### Data records
START

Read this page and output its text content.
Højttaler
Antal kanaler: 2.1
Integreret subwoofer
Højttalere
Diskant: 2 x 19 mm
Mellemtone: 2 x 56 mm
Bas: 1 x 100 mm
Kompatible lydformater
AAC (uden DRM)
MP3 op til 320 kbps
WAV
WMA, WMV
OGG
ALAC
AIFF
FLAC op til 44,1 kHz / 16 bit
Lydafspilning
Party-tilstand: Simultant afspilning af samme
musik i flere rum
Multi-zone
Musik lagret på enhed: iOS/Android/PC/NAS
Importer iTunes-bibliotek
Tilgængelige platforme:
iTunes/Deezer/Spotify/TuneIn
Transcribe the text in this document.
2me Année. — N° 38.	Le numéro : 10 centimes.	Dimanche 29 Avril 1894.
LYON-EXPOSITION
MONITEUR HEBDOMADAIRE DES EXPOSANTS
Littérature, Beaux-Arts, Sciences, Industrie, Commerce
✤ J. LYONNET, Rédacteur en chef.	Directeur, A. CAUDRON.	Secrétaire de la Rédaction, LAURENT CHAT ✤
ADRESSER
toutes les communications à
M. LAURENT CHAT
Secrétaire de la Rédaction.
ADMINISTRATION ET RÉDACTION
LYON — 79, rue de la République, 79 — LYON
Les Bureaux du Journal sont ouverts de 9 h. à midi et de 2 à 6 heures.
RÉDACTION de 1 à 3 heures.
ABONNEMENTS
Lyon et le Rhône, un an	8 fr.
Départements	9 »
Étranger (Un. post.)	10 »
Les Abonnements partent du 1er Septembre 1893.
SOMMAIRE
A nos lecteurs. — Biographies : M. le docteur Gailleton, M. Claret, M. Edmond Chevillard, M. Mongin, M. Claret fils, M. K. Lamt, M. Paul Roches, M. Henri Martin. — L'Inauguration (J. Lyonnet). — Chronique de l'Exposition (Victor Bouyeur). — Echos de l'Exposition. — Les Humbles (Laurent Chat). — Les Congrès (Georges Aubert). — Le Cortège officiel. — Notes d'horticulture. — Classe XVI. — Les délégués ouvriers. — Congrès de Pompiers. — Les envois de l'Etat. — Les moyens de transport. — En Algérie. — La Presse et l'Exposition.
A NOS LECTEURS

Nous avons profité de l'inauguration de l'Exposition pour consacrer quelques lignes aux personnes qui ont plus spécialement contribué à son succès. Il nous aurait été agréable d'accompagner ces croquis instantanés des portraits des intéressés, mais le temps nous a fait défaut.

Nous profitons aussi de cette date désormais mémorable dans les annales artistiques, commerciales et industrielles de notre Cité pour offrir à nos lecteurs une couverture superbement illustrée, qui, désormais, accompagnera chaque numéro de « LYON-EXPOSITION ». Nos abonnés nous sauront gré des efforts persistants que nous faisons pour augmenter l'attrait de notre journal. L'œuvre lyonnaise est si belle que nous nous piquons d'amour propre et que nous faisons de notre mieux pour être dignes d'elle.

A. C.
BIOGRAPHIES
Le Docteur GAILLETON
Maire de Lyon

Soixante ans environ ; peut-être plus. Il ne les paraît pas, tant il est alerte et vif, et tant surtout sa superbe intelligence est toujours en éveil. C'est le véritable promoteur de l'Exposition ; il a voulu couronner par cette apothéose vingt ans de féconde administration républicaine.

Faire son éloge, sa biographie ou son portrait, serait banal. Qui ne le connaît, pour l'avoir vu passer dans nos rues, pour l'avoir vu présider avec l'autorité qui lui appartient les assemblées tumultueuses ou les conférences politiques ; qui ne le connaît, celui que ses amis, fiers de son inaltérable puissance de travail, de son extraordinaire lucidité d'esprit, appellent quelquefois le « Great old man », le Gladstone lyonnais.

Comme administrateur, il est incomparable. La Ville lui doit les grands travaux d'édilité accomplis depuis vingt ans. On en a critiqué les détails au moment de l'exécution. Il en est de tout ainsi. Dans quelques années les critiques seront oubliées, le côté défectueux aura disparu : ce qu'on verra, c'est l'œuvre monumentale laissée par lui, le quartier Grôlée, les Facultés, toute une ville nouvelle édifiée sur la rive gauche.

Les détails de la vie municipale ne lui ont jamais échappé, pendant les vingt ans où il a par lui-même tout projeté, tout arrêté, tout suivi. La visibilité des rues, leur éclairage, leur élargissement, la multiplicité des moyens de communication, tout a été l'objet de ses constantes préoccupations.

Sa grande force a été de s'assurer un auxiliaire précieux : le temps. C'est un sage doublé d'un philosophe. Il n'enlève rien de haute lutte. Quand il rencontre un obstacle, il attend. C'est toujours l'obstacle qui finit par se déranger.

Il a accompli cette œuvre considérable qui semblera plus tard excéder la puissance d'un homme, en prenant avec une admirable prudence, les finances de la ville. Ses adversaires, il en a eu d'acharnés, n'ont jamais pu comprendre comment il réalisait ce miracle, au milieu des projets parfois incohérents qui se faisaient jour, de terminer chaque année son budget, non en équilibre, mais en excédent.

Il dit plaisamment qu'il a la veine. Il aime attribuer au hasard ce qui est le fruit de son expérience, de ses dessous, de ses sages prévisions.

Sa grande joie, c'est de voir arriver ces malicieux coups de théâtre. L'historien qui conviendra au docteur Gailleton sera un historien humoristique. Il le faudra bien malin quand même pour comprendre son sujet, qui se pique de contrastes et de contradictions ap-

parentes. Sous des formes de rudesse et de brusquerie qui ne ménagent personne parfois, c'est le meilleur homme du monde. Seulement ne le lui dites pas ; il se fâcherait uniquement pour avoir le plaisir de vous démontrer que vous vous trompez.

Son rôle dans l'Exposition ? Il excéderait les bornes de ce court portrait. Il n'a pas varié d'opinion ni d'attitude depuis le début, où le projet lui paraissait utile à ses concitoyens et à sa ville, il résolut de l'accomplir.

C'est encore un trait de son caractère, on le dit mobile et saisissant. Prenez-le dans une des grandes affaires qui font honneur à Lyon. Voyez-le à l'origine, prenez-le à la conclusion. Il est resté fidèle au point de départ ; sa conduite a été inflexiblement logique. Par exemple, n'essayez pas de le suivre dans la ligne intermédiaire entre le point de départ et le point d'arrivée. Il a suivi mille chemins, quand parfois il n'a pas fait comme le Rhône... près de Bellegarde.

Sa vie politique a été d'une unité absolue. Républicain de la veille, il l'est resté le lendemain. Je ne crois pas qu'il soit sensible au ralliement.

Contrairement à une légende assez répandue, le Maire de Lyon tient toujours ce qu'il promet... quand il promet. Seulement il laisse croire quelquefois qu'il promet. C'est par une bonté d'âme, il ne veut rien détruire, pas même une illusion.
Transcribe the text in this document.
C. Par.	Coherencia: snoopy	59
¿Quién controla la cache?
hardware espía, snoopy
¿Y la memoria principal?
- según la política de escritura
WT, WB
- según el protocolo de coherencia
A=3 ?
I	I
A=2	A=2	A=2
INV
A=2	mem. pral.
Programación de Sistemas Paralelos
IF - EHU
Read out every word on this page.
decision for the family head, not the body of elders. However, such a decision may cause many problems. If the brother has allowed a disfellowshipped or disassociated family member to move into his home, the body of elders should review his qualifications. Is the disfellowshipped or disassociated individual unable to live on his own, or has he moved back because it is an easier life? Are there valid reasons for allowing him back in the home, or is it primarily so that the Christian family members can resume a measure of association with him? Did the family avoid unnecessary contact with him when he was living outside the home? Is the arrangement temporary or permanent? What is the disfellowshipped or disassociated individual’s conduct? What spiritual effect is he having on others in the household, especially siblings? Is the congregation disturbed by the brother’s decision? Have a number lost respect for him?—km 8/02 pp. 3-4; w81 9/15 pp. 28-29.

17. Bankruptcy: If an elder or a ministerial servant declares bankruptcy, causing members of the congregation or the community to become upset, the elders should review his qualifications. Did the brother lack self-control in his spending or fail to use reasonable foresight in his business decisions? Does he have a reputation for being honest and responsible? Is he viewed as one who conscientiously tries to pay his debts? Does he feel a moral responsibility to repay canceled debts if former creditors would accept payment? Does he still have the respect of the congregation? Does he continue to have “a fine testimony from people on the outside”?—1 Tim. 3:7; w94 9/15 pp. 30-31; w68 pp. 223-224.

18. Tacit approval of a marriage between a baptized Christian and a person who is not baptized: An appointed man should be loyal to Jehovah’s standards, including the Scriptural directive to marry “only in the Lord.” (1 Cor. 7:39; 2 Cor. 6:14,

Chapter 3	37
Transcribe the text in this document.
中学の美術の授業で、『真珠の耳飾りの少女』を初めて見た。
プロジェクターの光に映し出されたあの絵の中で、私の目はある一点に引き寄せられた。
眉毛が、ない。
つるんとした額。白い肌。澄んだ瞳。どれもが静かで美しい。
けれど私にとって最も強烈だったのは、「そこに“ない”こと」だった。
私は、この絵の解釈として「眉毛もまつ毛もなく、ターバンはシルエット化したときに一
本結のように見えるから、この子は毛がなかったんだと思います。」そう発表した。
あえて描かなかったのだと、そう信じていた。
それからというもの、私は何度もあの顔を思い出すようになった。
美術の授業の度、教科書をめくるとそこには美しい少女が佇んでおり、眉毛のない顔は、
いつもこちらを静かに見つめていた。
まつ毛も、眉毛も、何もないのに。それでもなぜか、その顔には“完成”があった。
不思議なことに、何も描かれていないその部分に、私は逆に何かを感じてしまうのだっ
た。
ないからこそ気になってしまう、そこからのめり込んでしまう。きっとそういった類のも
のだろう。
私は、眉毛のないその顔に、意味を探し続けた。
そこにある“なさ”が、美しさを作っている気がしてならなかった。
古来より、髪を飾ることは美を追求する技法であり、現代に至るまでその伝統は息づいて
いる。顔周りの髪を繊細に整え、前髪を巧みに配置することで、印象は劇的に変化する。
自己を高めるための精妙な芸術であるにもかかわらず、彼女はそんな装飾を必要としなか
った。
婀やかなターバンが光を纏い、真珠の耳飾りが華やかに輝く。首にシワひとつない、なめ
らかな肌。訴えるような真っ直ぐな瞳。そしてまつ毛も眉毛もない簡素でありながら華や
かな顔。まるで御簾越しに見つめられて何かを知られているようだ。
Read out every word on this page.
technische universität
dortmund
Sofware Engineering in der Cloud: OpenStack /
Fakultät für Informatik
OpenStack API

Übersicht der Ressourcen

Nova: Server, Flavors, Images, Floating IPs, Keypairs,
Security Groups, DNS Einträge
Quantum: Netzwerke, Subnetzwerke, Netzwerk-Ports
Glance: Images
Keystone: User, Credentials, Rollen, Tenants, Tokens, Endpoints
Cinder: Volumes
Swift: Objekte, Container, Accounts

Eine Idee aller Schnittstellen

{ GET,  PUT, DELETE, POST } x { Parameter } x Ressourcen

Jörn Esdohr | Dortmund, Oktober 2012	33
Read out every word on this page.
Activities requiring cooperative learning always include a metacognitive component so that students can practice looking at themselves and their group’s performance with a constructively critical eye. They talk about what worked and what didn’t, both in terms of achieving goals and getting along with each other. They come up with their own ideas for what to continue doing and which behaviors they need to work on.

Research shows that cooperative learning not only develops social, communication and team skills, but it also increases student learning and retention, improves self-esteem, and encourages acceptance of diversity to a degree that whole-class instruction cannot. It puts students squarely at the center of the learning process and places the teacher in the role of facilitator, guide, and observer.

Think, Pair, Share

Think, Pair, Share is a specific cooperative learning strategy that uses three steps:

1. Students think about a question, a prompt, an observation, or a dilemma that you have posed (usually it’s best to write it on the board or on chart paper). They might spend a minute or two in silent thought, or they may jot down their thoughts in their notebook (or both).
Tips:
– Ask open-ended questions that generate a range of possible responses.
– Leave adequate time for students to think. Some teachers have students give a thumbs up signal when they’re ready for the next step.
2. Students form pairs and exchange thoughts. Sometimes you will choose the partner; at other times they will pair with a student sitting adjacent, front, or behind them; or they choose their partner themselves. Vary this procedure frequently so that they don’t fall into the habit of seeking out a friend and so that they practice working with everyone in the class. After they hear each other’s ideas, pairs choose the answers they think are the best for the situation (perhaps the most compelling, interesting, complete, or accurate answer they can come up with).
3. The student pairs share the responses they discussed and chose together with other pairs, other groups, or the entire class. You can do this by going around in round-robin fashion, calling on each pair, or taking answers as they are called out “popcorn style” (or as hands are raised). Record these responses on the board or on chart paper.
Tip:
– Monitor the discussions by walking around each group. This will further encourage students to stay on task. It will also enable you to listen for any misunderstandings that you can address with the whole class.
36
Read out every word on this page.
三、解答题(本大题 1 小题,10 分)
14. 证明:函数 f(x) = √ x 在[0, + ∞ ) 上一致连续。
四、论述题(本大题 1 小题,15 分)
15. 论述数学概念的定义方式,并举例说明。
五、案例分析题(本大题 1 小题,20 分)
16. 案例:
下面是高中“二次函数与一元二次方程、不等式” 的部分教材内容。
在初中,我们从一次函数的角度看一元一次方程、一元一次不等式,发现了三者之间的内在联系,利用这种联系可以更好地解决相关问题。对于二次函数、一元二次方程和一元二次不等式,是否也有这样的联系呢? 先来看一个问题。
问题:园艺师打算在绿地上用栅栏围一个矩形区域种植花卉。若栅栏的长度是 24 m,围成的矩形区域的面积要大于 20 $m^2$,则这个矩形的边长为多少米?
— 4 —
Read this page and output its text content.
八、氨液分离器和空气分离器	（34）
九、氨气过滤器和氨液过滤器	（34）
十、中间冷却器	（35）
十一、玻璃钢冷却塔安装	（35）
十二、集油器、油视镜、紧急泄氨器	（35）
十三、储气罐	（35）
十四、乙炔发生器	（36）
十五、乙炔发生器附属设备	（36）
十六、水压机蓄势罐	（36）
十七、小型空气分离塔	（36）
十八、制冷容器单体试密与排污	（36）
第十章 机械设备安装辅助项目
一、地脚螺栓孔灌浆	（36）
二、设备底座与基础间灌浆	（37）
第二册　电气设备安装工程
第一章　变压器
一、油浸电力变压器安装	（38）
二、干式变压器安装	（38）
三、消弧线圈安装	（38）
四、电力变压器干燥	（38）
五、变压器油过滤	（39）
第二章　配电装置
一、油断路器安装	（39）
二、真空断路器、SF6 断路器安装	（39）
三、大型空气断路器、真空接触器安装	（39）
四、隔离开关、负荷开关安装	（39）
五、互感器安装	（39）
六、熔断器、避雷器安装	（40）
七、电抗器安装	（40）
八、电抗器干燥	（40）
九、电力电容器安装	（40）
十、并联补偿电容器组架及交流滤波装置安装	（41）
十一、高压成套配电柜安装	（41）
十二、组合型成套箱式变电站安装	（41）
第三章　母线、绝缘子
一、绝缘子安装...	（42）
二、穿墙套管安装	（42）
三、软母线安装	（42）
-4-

END

### EXERCISE GOAL
Work out how many lines of the listing above include "rues". Answer with the number and nothing more.

### COMPLETE OUTPUT
2